++++ WORKING DATA ++++

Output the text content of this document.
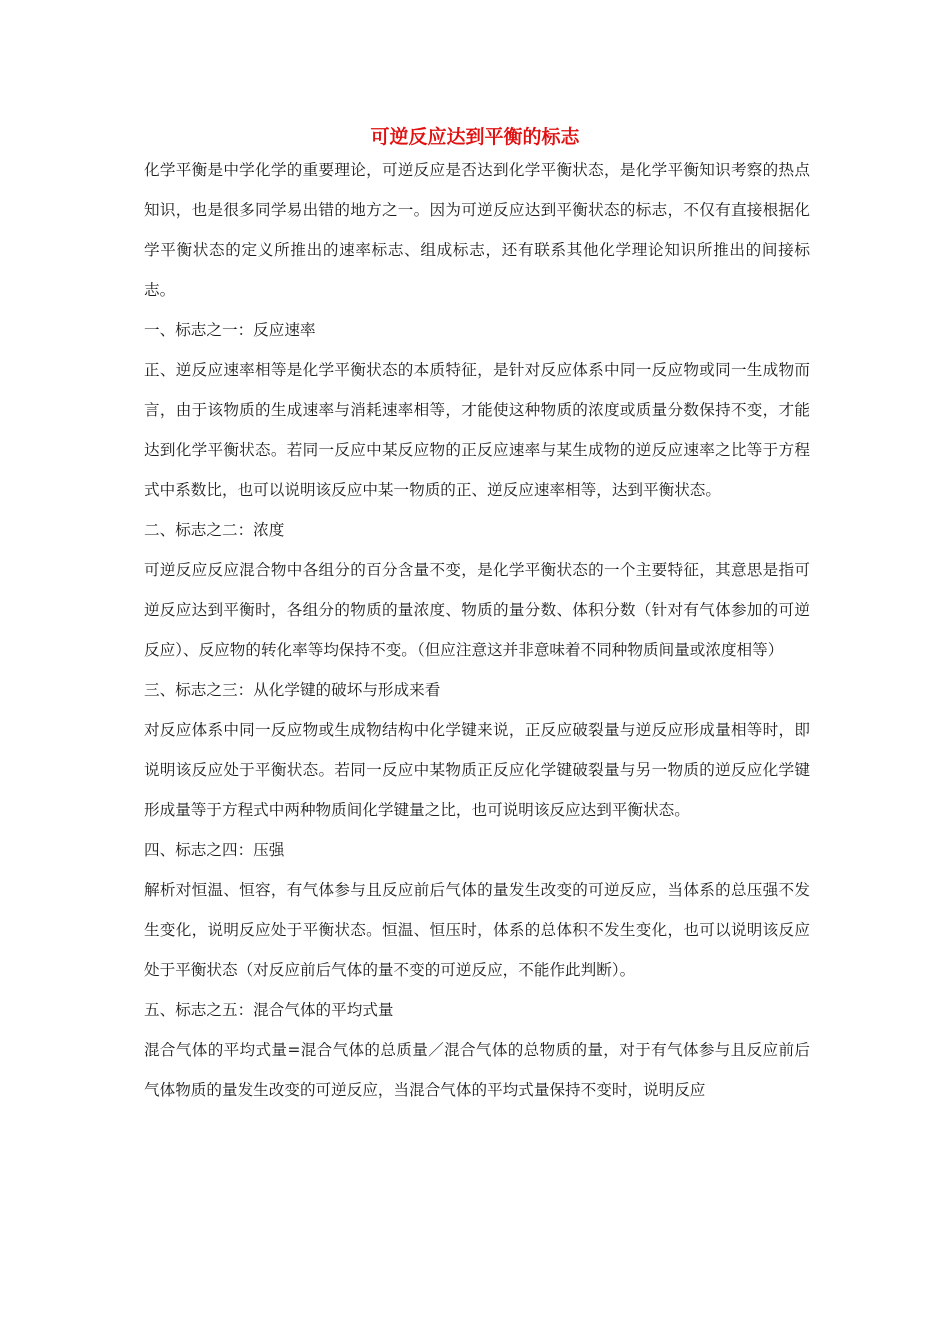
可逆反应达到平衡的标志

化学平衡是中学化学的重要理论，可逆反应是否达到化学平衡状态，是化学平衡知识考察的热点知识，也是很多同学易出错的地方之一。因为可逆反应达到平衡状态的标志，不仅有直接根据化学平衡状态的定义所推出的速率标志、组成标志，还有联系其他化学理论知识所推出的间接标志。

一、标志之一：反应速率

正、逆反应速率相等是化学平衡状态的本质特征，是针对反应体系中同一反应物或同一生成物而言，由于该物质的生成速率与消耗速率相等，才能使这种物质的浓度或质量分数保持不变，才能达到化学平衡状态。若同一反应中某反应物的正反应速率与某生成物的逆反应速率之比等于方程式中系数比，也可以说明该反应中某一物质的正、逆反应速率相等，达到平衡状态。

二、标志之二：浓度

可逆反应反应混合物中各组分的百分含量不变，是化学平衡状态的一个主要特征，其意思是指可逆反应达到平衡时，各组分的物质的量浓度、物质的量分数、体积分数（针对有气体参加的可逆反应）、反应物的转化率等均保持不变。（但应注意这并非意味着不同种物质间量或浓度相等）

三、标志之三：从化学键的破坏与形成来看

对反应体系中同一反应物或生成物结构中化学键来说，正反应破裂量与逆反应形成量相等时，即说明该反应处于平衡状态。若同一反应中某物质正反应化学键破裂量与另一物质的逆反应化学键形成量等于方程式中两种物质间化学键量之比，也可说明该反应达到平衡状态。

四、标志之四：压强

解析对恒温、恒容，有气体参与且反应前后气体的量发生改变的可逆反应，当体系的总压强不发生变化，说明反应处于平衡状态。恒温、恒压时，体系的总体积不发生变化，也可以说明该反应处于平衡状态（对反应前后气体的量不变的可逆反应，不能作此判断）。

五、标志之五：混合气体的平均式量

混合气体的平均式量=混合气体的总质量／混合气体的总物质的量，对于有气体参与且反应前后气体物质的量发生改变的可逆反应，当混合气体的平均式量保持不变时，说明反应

++++
++++ WORKING DATA ++++

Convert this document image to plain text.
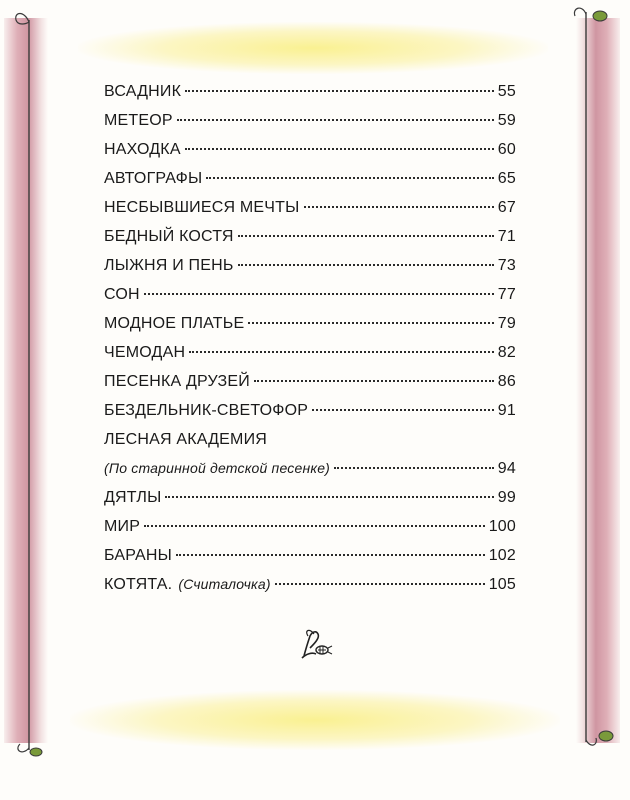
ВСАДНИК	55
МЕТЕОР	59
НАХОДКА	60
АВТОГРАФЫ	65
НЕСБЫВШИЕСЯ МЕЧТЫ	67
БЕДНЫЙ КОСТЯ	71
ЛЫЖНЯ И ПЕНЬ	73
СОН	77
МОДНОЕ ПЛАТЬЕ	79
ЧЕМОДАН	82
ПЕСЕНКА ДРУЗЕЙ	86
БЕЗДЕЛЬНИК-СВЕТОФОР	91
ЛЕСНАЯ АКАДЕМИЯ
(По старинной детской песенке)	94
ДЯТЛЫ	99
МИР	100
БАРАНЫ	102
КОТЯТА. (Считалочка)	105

++++
++++ WORKING DATA ++++

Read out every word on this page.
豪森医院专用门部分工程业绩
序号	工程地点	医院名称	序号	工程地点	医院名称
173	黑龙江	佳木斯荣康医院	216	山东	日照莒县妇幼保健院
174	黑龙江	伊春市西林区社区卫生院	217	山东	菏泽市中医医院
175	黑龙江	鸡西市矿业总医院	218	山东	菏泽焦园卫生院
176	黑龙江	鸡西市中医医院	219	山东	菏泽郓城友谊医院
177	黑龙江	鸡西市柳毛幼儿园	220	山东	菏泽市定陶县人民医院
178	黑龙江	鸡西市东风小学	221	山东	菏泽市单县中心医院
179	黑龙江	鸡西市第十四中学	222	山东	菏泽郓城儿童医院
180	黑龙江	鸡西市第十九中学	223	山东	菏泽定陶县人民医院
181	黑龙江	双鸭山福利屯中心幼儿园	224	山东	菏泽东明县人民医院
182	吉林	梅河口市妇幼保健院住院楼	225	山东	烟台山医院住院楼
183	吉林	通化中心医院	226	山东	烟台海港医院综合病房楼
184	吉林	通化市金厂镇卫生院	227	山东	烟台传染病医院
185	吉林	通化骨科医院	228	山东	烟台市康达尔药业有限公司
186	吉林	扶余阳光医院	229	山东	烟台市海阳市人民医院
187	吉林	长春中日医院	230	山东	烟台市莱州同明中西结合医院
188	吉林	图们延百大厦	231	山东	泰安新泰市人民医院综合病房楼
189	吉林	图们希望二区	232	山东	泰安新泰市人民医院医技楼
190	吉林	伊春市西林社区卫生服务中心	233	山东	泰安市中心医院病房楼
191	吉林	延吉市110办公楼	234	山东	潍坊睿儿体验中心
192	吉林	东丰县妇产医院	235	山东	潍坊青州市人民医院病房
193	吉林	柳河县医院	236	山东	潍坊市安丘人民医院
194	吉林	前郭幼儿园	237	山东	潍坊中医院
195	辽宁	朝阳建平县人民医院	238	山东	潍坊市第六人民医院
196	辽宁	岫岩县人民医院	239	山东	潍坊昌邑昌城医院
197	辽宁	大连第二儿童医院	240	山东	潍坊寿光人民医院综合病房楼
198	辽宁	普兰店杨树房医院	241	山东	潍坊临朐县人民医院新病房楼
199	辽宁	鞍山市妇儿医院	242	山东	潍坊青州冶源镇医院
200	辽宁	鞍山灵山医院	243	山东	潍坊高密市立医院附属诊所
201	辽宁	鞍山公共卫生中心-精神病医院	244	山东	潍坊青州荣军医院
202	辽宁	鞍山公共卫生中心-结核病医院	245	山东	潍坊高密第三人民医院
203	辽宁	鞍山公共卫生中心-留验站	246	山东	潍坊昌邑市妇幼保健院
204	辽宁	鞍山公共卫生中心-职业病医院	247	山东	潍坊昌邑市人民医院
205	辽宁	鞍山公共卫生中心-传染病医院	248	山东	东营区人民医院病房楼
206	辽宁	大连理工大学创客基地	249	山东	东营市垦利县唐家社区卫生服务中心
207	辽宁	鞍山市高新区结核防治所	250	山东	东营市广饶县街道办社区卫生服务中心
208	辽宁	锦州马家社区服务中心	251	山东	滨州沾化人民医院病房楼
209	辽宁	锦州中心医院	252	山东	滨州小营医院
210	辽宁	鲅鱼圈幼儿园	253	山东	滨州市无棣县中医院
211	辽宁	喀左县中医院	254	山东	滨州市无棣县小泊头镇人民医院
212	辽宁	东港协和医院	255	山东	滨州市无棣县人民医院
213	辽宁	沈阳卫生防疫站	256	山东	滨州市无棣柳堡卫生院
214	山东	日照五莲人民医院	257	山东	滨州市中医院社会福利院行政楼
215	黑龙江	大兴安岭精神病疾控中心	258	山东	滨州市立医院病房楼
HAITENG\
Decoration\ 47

++++

(SET EXERCISE) Above are some records. Report the number of their lines that include "混合气体的平均式量", and add nothing else.

(SOLUTION TO THIS PROBLEM) 2